-- Begin Data provided --

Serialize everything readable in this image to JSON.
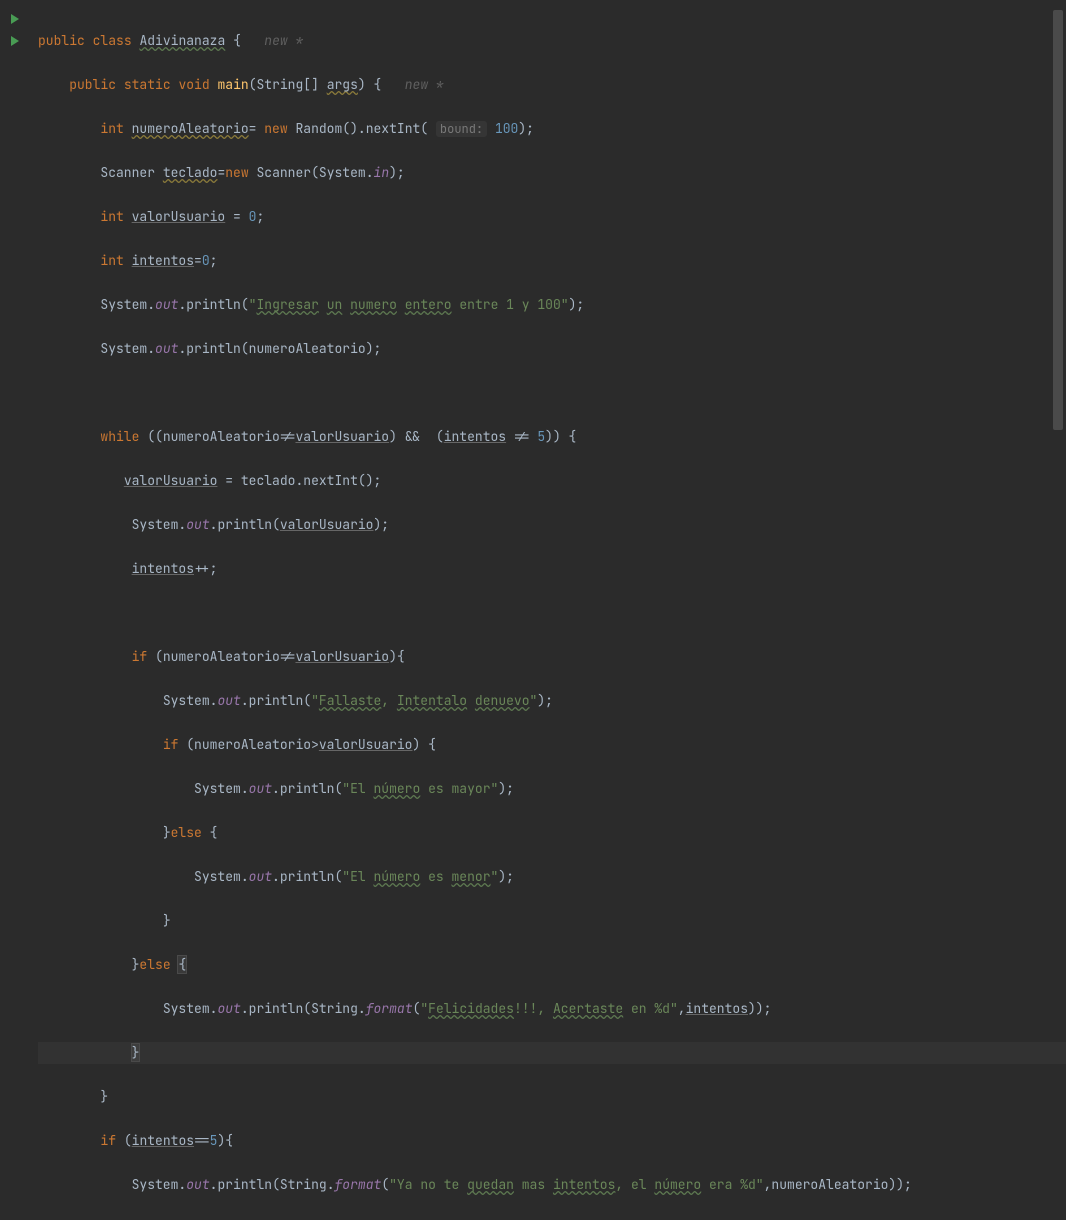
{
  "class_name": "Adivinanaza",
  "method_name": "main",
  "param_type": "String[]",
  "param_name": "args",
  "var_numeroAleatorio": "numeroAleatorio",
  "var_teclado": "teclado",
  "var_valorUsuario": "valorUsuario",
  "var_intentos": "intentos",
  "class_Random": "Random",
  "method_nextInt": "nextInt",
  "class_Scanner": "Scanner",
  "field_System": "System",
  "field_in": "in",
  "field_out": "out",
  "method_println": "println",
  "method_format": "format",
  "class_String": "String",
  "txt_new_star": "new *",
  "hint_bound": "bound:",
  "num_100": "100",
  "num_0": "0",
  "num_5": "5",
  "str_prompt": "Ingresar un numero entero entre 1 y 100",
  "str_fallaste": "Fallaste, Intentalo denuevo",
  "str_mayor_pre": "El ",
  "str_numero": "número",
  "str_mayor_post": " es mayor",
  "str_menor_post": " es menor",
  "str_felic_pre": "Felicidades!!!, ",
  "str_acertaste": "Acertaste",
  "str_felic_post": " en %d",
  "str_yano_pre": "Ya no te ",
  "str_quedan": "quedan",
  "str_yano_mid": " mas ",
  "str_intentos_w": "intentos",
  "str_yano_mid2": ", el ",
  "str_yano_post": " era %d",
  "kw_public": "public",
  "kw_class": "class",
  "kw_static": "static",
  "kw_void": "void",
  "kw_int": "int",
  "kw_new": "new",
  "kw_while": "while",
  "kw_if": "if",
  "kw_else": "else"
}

-- End Data provided --
-- Begin Data provided --

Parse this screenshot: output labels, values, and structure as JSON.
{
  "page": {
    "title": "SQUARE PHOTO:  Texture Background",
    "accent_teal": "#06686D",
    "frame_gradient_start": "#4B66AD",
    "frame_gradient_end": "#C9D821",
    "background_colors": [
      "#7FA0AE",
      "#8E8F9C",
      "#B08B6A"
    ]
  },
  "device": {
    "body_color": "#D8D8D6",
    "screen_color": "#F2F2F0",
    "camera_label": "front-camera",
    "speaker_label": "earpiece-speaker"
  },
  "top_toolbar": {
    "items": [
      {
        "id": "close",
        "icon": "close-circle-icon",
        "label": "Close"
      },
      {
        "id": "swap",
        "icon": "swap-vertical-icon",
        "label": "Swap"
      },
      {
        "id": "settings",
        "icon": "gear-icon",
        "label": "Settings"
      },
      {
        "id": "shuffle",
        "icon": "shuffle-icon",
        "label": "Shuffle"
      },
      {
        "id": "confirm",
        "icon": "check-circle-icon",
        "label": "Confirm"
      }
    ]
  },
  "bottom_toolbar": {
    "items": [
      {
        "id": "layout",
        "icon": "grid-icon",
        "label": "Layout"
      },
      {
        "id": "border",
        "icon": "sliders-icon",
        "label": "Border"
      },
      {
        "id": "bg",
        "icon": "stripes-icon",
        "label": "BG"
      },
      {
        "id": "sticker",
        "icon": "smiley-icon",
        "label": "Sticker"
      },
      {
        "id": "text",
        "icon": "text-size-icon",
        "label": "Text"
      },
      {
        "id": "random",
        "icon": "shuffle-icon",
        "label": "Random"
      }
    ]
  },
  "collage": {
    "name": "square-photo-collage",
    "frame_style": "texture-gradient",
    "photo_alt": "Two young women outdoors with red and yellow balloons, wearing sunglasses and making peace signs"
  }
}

-- End Data provided --

_Set task_
Copy each line of the records above that carries the word "String".

_Answer for this exercise_
  "param_type": "String[]",
  "class_String": "String",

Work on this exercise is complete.